* _Exercise_:
Return the listing below verbatim. Pictures do not belong in the copy.

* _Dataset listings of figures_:
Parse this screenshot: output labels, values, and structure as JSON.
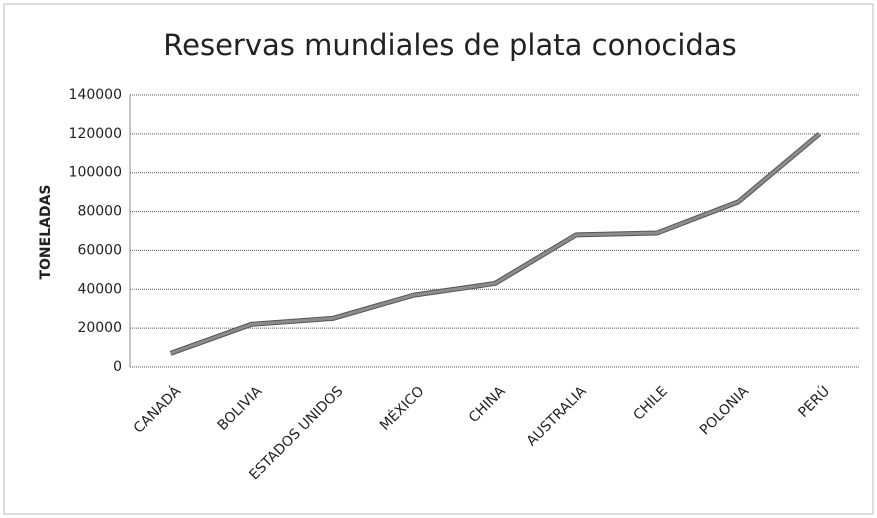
{
  "chart_data": {
    "type": "line",
    "title": "Reservas mundiales de plata conocidas",
    "y_label": "TONELADAS",
    "categories": [
      "CANADÁ",
      "BOLIVIA",
      "ESTADOS UNIDOS",
      "MÉXICO",
      "CHINA",
      "AUSTRALIA",
      "CHILE",
      "POLONIA",
      "PERÚ"
    ],
    "values": [
      7000,
      22000,
      25000,
      37000,
      43000,
      68000,
      69000,
      85000,
      120000
    ],
    "color": "#8c8c8c",
    "ylim": [
      0,
      140000
    ],
    "yticks": [
      0,
      20000,
      40000,
      60000,
      80000,
      100000,
      120000,
      140000
    ],
    "grid": true
  }
}
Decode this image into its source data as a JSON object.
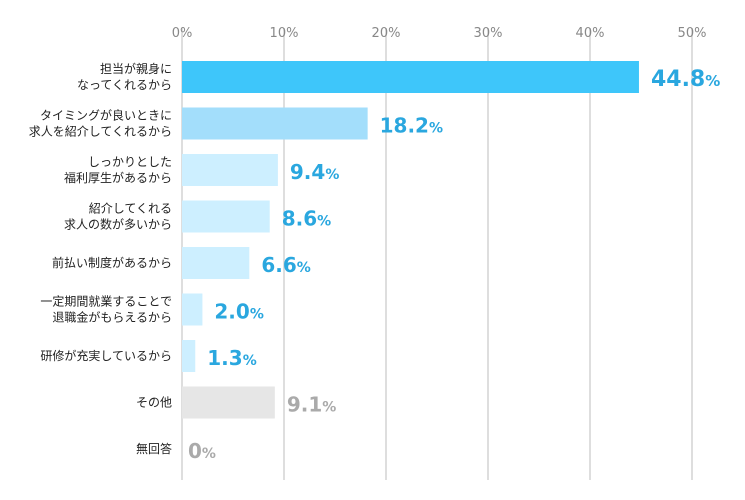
{
  "chart_data": {
    "type": "bar",
    "orientation": "horizontal",
    "xlim": [
      0,
      50
    ],
    "ticks": [
      0,
      10,
      20,
      30,
      40,
      50
    ],
    "tick_labels": [
      "0%",
      "10%",
      "20%",
      "30%",
      "40%",
      "50%"
    ],
    "grid": true,
    "categories": [
      [
        "担当が親身に",
        "なってくれるから"
      ],
      [
        "タイミングが良いときに",
        "求人を紹介してくれるから"
      ],
      [
        "しっかりとした",
        "福利厚生があるから"
      ],
      [
        "紹介してくれる",
        "求人の数が多いから"
      ],
      [
        "前払い制度があるから"
      ],
      [
        "一定期間就業することで",
        "退職金がもらえるから"
      ],
      [
        "研修が充実しているから"
      ],
      [
        "その他"
      ],
      [
        "無回答"
      ]
    ],
    "values": [
      44.8,
      18.2,
      9.4,
      8.6,
      6.6,
      2.0,
      1.3,
      9.1,
      0
    ],
    "value_labels": [
      "44.8",
      "18.2",
      "9.4",
      "8.6",
      "6.6",
      "2.0",
      "1.3",
      "9.1",
      "0"
    ],
    "value_unit": "%",
    "bar_colors": [
      "#3ec6fa",
      "#a3defb",
      "#cdefff",
      "#cdefff",
      "#cdefff",
      "#cdefff",
      "#cdefff",
      "#e6e6e6",
      "#e6e6e6"
    ],
    "label_colors": [
      "#2aa7df",
      "#2aa7df",
      "#2aa7df",
      "#2aa7df",
      "#2aa7df",
      "#2aa7df",
      "#2aa7df",
      "#aaaaaa",
      "#aaaaaa"
    ],
    "grid_color": "#d4d4d4"
  }
}
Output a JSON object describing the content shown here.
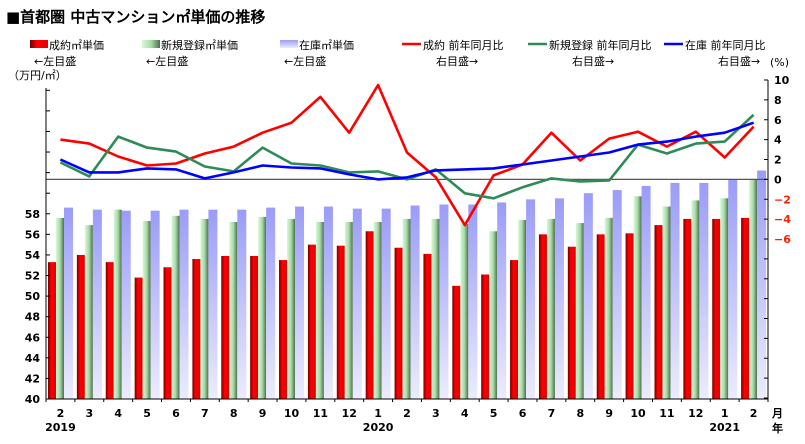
{
  "title": "■首都圏 中古マンション㎡単価の推移",
  "chart_data": {
    "type": "bar+line",
    "title": "■首都圏 中古マンション㎡単価の推移",
    "ylabel_left": "（万円/㎡）",
    "ylabel_right": "(%)",
    "x_unit_month": "月",
    "x_unit_year": "年",
    "categories": [
      "2",
      "3",
      "4",
      "5",
      "6",
      "7",
      "8",
      "9",
      "10",
      "11",
      "12",
      "1",
      "2",
      "3",
      "4",
      "5",
      "6",
      "7",
      "8",
      "9",
      "10",
      "11",
      "12",
      "1",
      "2"
    ],
    "years": [
      {
        "index": 0,
        "label": "2019"
      },
      {
        "index": 11,
        "label": "2020"
      },
      {
        "index": 23,
        "label": "2021"
      }
    ],
    "ylim_left": [
      40,
      71
    ],
    "ylim_right": [
      -22.1,
      10
    ],
    "left_ticks": [
      40,
      42,
      44,
      46,
      48,
      50,
      52,
      54,
      56,
      58
    ],
    "right_ticks": [
      -6,
      -4,
      -2,
      0,
      2,
      4,
      6,
      8,
      10
    ],
    "bar_series": [
      {
        "name": "成約㎡単価",
        "note": "←左目盛",
        "color": "#e00000",
        "values": [
          53.3,
          54.0,
          53.3,
          51.8,
          52.8,
          53.6,
          53.9,
          53.9,
          53.5,
          55.0,
          54.9,
          56.3,
          54.7,
          54.1,
          51.0,
          52.1,
          53.5,
          56.0,
          54.8,
          56.0,
          56.1,
          56.9,
          57.5,
          57.5,
          57.6
        ]
      },
      {
        "name": "新規登録㎡単価",
        "note": "←左目盛",
        "color": "#9ed09e",
        "values": [
          57.6,
          56.9,
          58.4,
          57.3,
          57.8,
          57.5,
          57.2,
          57.7,
          57.5,
          57.2,
          57.2,
          57.2,
          57.5,
          57.5,
          57.0,
          56.3,
          57.4,
          57.5,
          57.1,
          57.6,
          59.7,
          58.7,
          59.3,
          59.5,
          61.3
        ]
      },
      {
        "name": "在庫㎡単価",
        "note": "←左目盛",
        "color": "#9e9ef8",
        "values": [
          58.6,
          58.4,
          58.3,
          58.3,
          58.4,
          58.4,
          58.4,
          58.6,
          58.7,
          58.7,
          58.5,
          58.5,
          58.8,
          58.9,
          58.9,
          59.1,
          59.4,
          59.5,
          60.0,
          60.3,
          60.7,
          61.0,
          61.0,
          61.3,
          62.2
        ]
      }
    ],
    "line_series": [
      {
        "name": "成約 前年同月比",
        "note": "右目盛→",
        "color": "#ff0000",
        "values": [
          4.0,
          3.6,
          2.3,
          1.4,
          1.6,
          2.6,
          3.3,
          4.7,
          5.7,
          8.3,
          4.7,
          9.5,
          2.7,
          0.2,
          -4.6,
          0.4,
          1.5,
          4.7,
          1.9,
          4.1,
          4.8,
          3.3,
          4.8,
          2.2,
          5.3
        ]
      },
      {
        "name": "新規登録 前年同月比",
        "note": "右目盛→",
        "color": "#2e8b57",
        "values": [
          1.7,
          0.3,
          4.3,
          3.2,
          2.8,
          1.3,
          0.8,
          3.2,
          1.6,
          1.4,
          0.7,
          0.8,
          0.0,
          1.0,
          -1.4,
          -1.9,
          -0.8,
          0.1,
          -0.2,
          -0.1,
          3.5,
          2.6,
          3.6,
          3.8,
          6.5
        ]
      },
      {
        "name": "在庫 前年同月比",
        "note": "右目盛→",
        "color": "#0000ff",
        "values": [
          2.0,
          0.7,
          0.7,
          1.1,
          1.0,
          0.1,
          0.7,
          1.4,
          1.2,
          1.1,
          0.5,
          0.0,
          0.2,
          0.9,
          1.0,
          1.1,
          1.5,
          1.9,
          2.3,
          2.7,
          3.5,
          3.8,
          4.3,
          4.7,
          5.7
        ]
      }
    ]
  }
}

* _Correct output_:
Parse this screenshot: output labels, values, and structure as JSON.
{
  "chart_data": {
    "type": "line",
    "title": "Reservas mundiales de plata conocidas",
    "y_label": "TONELADAS",
    "categories": [
      "CANADÁ",
      "BOLIVIA",
      "ESTADOS UNIDOS",
      "MÉXICO",
      "CHINA",
      "AUSTRALIA",
      "CHILE",
      "POLONIA",
      "PERÚ"
    ],
    "values": [
      7000,
      22000,
      25000,
      37000,
      43000,
      68000,
      69000,
      85000,
      120000
    ],
    "color": "#8c8c8c",
    "ylim": [
      0,
      140000
    ],
    "yticks": [
      0,
      20000,
      40000,
      60000,
      80000,
      100000,
      120000,
      140000
    ],
    "grid": true
  }
}
Decode this image into its source data as a JSON object.
{
  "chart_data": {
    "type": "bar",
    "orientation": "horizontal",
    "xlim": [
      0,
      50
    ],
    "ticks": [
      0,
      10,
      20,
      30,
      40,
      50
    ],
    "tick_labels": [
      "0%",
      "10%",
      "20%",
      "30%",
      "40%",
      "50%"
    ],
    "grid": true,
    "categories": [
      [
        "担当が親身に",
        "なってくれるから"
      ],
      [
        "タイミングが良いときに",
        "求人を紹介してくれるから"
      ],
      [
        "しっかりとした",
        "福利厚生があるから"
      ],
      [
        "紹介してくれる",
        "求人の数が多いから"
      ],
      [
        "前払い制度があるから"
      ],
      [
        "一定期間就業することで",
        "退職金がもらえるから"
      ],
      [
        "研修が充実しているから"
      ],
      [
        "その他"
      ],
      [
        "無回答"
      ]
    ],
    "values": [
      44.8,
      18.2,
      9.4,
      8.6,
      6.6,
      2.0,
      1.3,
      9.1,
      0
    ],
    "value_labels": [
      "44.8",
      "18.2",
      "9.4",
      "8.6",
      "6.6",
      "2.0",
      "1.3",
      "9.1",
      "0"
    ],
    "value_unit": "%",
    "bar_colors": [
      "#3ec6fa",
      "#a3defb",
      "#cdefff",
      "#cdefff",
      "#cdefff",
      "#cdefff",
      "#cdefff",
      "#e6e6e6",
      "#e6e6e6"
    ],
    "label_colors": [
      "#2aa7df",
      "#2aa7df",
      "#2aa7df",
      "#2aa7df",
      "#2aa7df",
      "#2aa7df",
      "#2aa7df",
      "#aaaaaa",
      "#aaaaaa"
    ],
    "grid_color": "#d4d4d4"
  }
}
Output a JSON object describing the content shown here.
{
  "title": "■首都圏 中古マンション㎡単価の推移",
  "chart_data": {
    "type": "bar+line",
    "title": "■首都圏 中古マンション㎡単価の推移",
    "ylabel_left": "（万円/㎡）",
    "ylabel_right": "(%)",
    "x_unit_month": "月",
    "x_unit_year": "年",
    "categories": [
      "2",
      "3",
      "4",
      "5",
      "6",
      "7",
      "8",
      "9",
      "10",
      "11",
      "12",
      "1",
      "2",
      "3",
      "4",
      "5",
      "6",
      "7",
      "8",
      "9",
      "10",
      "11",
      "12",
      "1",
      "2"
    ],
    "years": [
      {
        "index": 0,
        "label": "2019"
      },
      {
        "index": 11,
        "label": "2020"
      },
      {
        "index": 23,
        "label": "2021"
      }
    ],
    "ylim_left": [
      40,
      71
    ],
    "ylim_right": [
      -22.1,
      10
    ],
    "left_ticks": [
      40,
      42,
      44,
      46,
      48,
      50,
      52,
      54,
      56,
      58
    ],
    "right_ticks": [
      -6,
      -4,
      -2,
      0,
      2,
      4,
      6,
      8,
      10
    ],
    "bar_series": [
      {
        "name": "成約㎡単価",
        "note": "←左目盛",
        "color": "#e00000",
        "values": [
          53.3,
          54.0,
          53.3,
          51.8,
          52.8,
          53.6,
          53.9,
          53.9,
          53.5,
          55.0,
          54.9,
          56.3,
          54.7,
          54.1,
          51.0,
          52.1,
          53.5,
          56.0,
          54.8,
          56.0,
          56.1,
          56.9,
          57.5,
          57.5,
          57.6
        ]
      },
      {
        "name": "新規登録㎡単価",
        "note": "←左目盛",
        "color": "#9ed09e",
        "values": [
          57.6,
          56.9,
          58.4,
          57.3,
          57.8,
          57.5,
          57.2,
          57.7,
          57.5,
          57.2,
          57.2,
          57.2,
          57.5,
          57.5,
          57.0,
          56.3,
          57.4,
          57.5,
          57.1,
          57.6,
          59.7,
          58.7,
          59.3,
          59.5,
          61.3
        ]
      },
      {
        "name": "在庫㎡単価",
        "note": "←左目盛",
        "color": "#9e9ef8",
        "values": [
          58.6,
          58.4,
          58.3,
          58.3,
          58.4,
          58.4,
          58.4,
          58.6,
          58.7,
          58.7,
          58.5,
          58.5,
          58.8,
          58.9,
          58.9,
          59.1,
          59.4,
          59.5,
          60.0,
          60.3,
          60.7,
          61.0,
          61.0,
          61.3,
          62.2
        ]
      }
    ],
    "line_series": [
      {
        "name": "成約 前年同月比",
        "note": "右目盛→",
        "color": "#ff0000",
        "values": [
          4.0,
          3.6,
          2.3,
          1.4,
          1.6,
          2.6,
          3.3,
          4.7,
          5.7,
          8.3,
          4.7,
          9.5,
          2.7,
          0.2,
          -4.6,
          0.4,
          1.5,
          4.7,
          1.9,
          4.1,
          4.8,
          3.3,
          4.8,
          2.2,
          5.3
        ]
      },
      {
        "name": "新規登録 前年同月比",
        "note": "右目盛→",
        "color": "#2e8b57",
        "values": [
          1.7,
          0.3,
          4.3,
          3.2,
          2.8,
          1.3,
          0.8,
          3.2,
          1.6,
          1.4,
          0.7,
          0.8,
          0.0,
          1.0,
          -1.4,
          -1.9,
          -0.8,
          0.1,
          -0.2,
          -0.1,
          3.5,
          2.6,
          3.6,
          3.8,
          6.5
        ]
      },
      {
        "name": "在庫 前年同月比",
        "note": "右目盛→",
        "color": "#0000ff",
        "values": [
          2.0,
          0.7,
          0.7,
          1.1,
          1.0,
          0.1,
          0.7,
          1.4,
          1.2,
          1.1,
          0.5,
          0.0,
          0.2,
          0.9,
          1.0,
          1.1,
          1.5,
          1.9,
          2.3,
          2.7,
          3.5,
          3.8,
          4.3,
          4.7,
          5.7
        ]
      }
    ]
  }
}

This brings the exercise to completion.